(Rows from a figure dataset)

'''

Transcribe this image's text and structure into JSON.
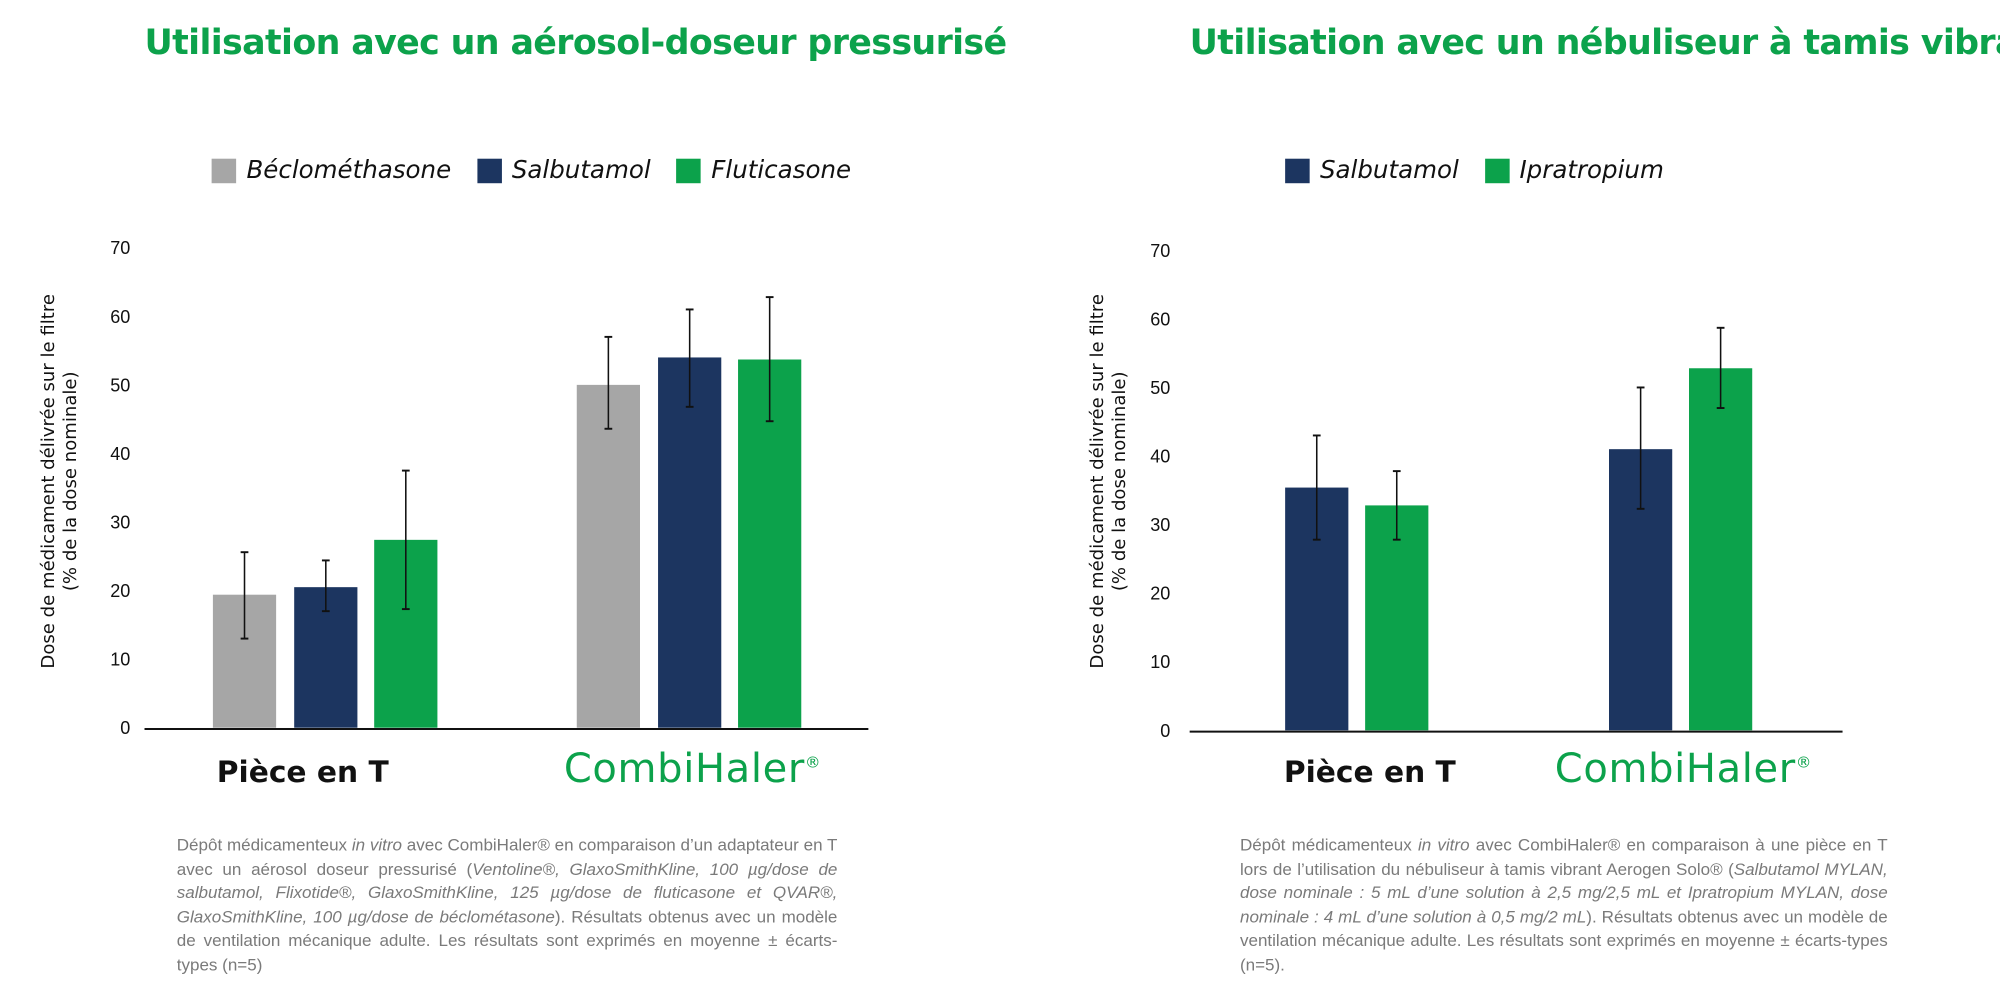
{
  "colors": {
    "title": "#0ca24b",
    "gray": "#a6a6a6",
    "navy": "#1c3560",
    "green": "#0ca24b"
  },
  "left": {
    "title": "Utilisation avec un aérosol-doseur pressurisé",
    "legend": [
      "Béclométhasone",
      "Salbutamol",
      "Fluticasone"
    ],
    "ylabel_line1": "Dose de médicament délivrée sur le filtre",
    "ylabel_line2": "(% de la dose nominale)",
    "category1": "Pièce en T",
    "logo": "CombiHaler",
    "caption": {
      "p1": "Dépôt médicamenteux ",
      "i1": "in vitro",
      "p2": " avec CombiHaler® en comparaison d’un adaptateur en T avec un aérosol doseur pressurisé (",
      "i2": "Ventoline®, GlaxoSmithKline, 100 µg/dose de salbutamol, Flixotide®, GlaxoSmithKline, 125 µg/dose de fluticasone et QVAR®, GlaxoSmithKline, 100 µg/dose de béclométasone",
      "p3": "). Résultats obtenus avec un modèle de ventilation mécanique adulte. Les résultats sont exprimés en moyenne ± écarts-types (n=5)"
    }
  },
  "right": {
    "title": "Utilisation avec un nébuliseur à tamis vibrant",
    "legend": [
      "Salbutamol",
      "Ipratropium"
    ],
    "ylabel_line1": "Dose de médicament délivrée sur le filtre",
    "ylabel_line2": "(% de la dose nominale)",
    "category1": "Pièce en T",
    "logo": "CombiHaler",
    "caption": {
      "p1": "Dépôt médicamenteux ",
      "i1": "in vitro",
      "p2": " avec CombiHaler® en comparaison à une pièce en T lors de l’utilisation du nébuliseur à tamis vibrant Aerogen Solo® (",
      "i2": "Salbutamol MYLAN, dose nominale : 5 mL d’une solution à 2,5 mg/2,5 mL et Ipratropium MYLAN, dose nominale : 4 mL d’une solution à 0,5 mg/2 mL",
      "p3": "). Résultats obtenus avec un modèle de ventilation mécanique adulte. Les résultats sont exprimés en moyenne ± écarts-types (n=5)."
    }
  },
  "chart_data": [
    {
      "type": "bar",
      "title": "Utilisation avec un aérosol-doseur pressurisé",
      "categories": [
        "Pièce en T",
        "CombiHaler"
      ],
      "ylabel": "Dose de médicament délivrée sur le filtre (% de la dose nominale)",
      "ylim": [
        0,
        70
      ],
      "yticks": [
        0,
        10,
        20,
        30,
        40,
        50,
        60,
        70
      ],
      "grid": false,
      "legend": "top",
      "series": [
        {
          "name": "Béclométhasone",
          "color": "#a6a6a6",
          "values": [
            19.4,
            50.0
          ],
          "err_low": [
            13.0,
            43.6
          ],
          "err_high": [
            25.6,
            57.0
          ]
        },
        {
          "name": "Salbutamol",
          "color": "#1c3560",
          "values": [
            20.5,
            54.0
          ],
          "err_low": [
            17.0,
            46.8
          ],
          "err_high": [
            24.4,
            61.0
          ]
        },
        {
          "name": "Fluticasone",
          "color": "#0ca24b",
          "values": [
            27.4,
            53.7
          ],
          "err_low": [
            17.3,
            44.7
          ],
          "err_high": [
            37.5,
            62.8
          ]
        }
      ]
    },
    {
      "type": "bar",
      "title": "Utilisation avec un nébuliseur à tamis vibrant",
      "categories": [
        "Pièce en T",
        "CombiHaler"
      ],
      "ylabel": "Dose de médicament délivrée sur le filtre (% de la dose nominale)",
      "ylim": [
        0,
        70
      ],
      "yticks": [
        0,
        10,
        20,
        30,
        40,
        50,
        60,
        70
      ],
      "grid": false,
      "legend": "top",
      "series": [
        {
          "name": "Salbutamol",
          "color": "#1c3560",
          "values": [
            35.4,
            41.0
          ],
          "err_low": [
            27.8,
            32.3
          ],
          "err_high": [
            43.0,
            50.0
          ]
        },
        {
          "name": "Ipratropium",
          "color": "#0ca24b",
          "values": [
            32.8,
            52.8
          ],
          "err_low": [
            27.8,
            47.0
          ],
          "err_high": [
            37.8,
            58.7
          ]
        }
      ]
    }
  ]
}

'''

The task: Extract all the data above exactly, excluding every picture.

Result of the exercise:
Transcribe this image's text and structure into JSON.
{
  "colors": {
    "title": "#0ca24b",
    "gray": "#a6a6a6",
    "navy": "#1c3560",
    "green": "#0ca24b"
  },
  "left": {
    "title": "Utilisation avec un aérosol-doseur pressurisé",
    "legend": [
      "Béclométhasone",
      "Salbutamol",
      "Fluticasone"
    ],
    "ylabel_line1": "Dose de médicament délivrée sur le filtre",
    "ylabel_line2": "(% de la dose nominale)",
    "category1": "Pièce en T",
    "logo": "CombiHaler",
    "caption": {
      "p1": "Dépôt médicamenteux ",
      "i1": "in vitro",
      "p2": " avec CombiHaler® en comparaison d’un adaptateur en T avec un aérosol doseur pressurisé (",
      "i2": "Ventoline®, GlaxoSmithKline, 100 µg/dose de salbutamol, Flixotide®, GlaxoSmithKline, 125 µg/dose de fluticasone et QVAR®, GlaxoSmithKline, 100 µg/dose de béclométasone",
      "p3": "). Résultats obtenus avec un modèle de ventilation mécanique adulte. Les résultats sont exprimés en moyenne ± écarts-types (n=5)"
    }
  },
  "right": {
    "title": "Utilisation avec un nébuliseur à tamis vibrant",
    "legend": [
      "Salbutamol",
      "Ipratropium"
    ],
    "ylabel_line1": "Dose de médicament délivrée sur le filtre",
    "ylabel_line2": "(% de la dose nominale)",
    "category1": "Pièce en T",
    "logo": "CombiHaler",
    "caption": {
      "p1": "Dépôt médicamenteux ",
      "i1": "in vitro",
      "p2": " avec CombiHaler® en comparaison à une pièce en T lors de l’utilisation du nébuliseur à tamis vibrant Aerogen Solo® (",
      "i2": "Salbutamol MYLAN, dose nominale : 5 mL d’une solution à 2,5 mg/2,5 mL et Ipratropium MYLAN, dose nominale : 4 mL d’une solution à 0,5 mg/2 mL",
      "p3": "). Résultats obtenus avec un modèle de ventilation mécanique adulte. Les résultats sont exprimés en moyenne ± écarts-types (n=5)."
    }
  },
  "chart_data": [
    {
      "type": "bar",
      "title": "Utilisation avec un aérosol-doseur pressurisé",
      "categories": [
        "Pièce en T",
        "CombiHaler"
      ],
      "ylabel": "Dose de médicament délivrée sur le filtre (% de la dose nominale)",
      "ylim": [
        0,
        70
      ],
      "yticks": [
        0,
        10,
        20,
        30,
        40,
        50,
        60,
        70
      ],
      "grid": false,
      "legend": "top",
      "series": [
        {
          "name": "Béclométhasone",
          "color": "#a6a6a6",
          "values": [
            19.4,
            50.0
          ],
          "err_low": [
            13.0,
            43.6
          ],
          "err_high": [
            25.6,
            57.0
          ]
        },
        {
          "name": "Salbutamol",
          "color": "#1c3560",
          "values": [
            20.5,
            54.0
          ],
          "err_low": [
            17.0,
            46.8
          ],
          "err_high": [
            24.4,
            61.0
          ]
        },
        {
          "name": "Fluticasone",
          "color": "#0ca24b",
          "values": [
            27.4,
            53.7
          ],
          "err_low": [
            17.3,
            44.7
          ],
          "err_high": [
            37.5,
            62.8
          ]
        }
      ]
    },
    {
      "type": "bar",
      "title": "Utilisation avec un nébuliseur à tamis vibrant",
      "categories": [
        "Pièce en T",
        "CombiHaler"
      ],
      "ylabel": "Dose de médicament délivrée sur le filtre (% de la dose nominale)",
      "ylim": [
        0,
        70
      ],
      "yticks": [
        0,
        10,
        20,
        30,
        40,
        50,
        60,
        70
      ],
      "grid": false,
      "legend": "top",
      "series": [
        {
          "name": "Salbutamol",
          "color": "#1c3560",
          "values": [
            35.4,
            41.0
          ],
          "err_low": [
            27.8,
            32.3
          ],
          "err_high": [
            43.0,
            50.0
          ]
        },
        {
          "name": "Ipratropium",
          "color": "#0ca24b",
          "values": [
            32.8,
            52.8
          ],
          "err_low": [
            27.8,
            47.0
          ],
          "err_high": [
            37.8,
            58.7
          ]
        }
      ]
    }
  ]
}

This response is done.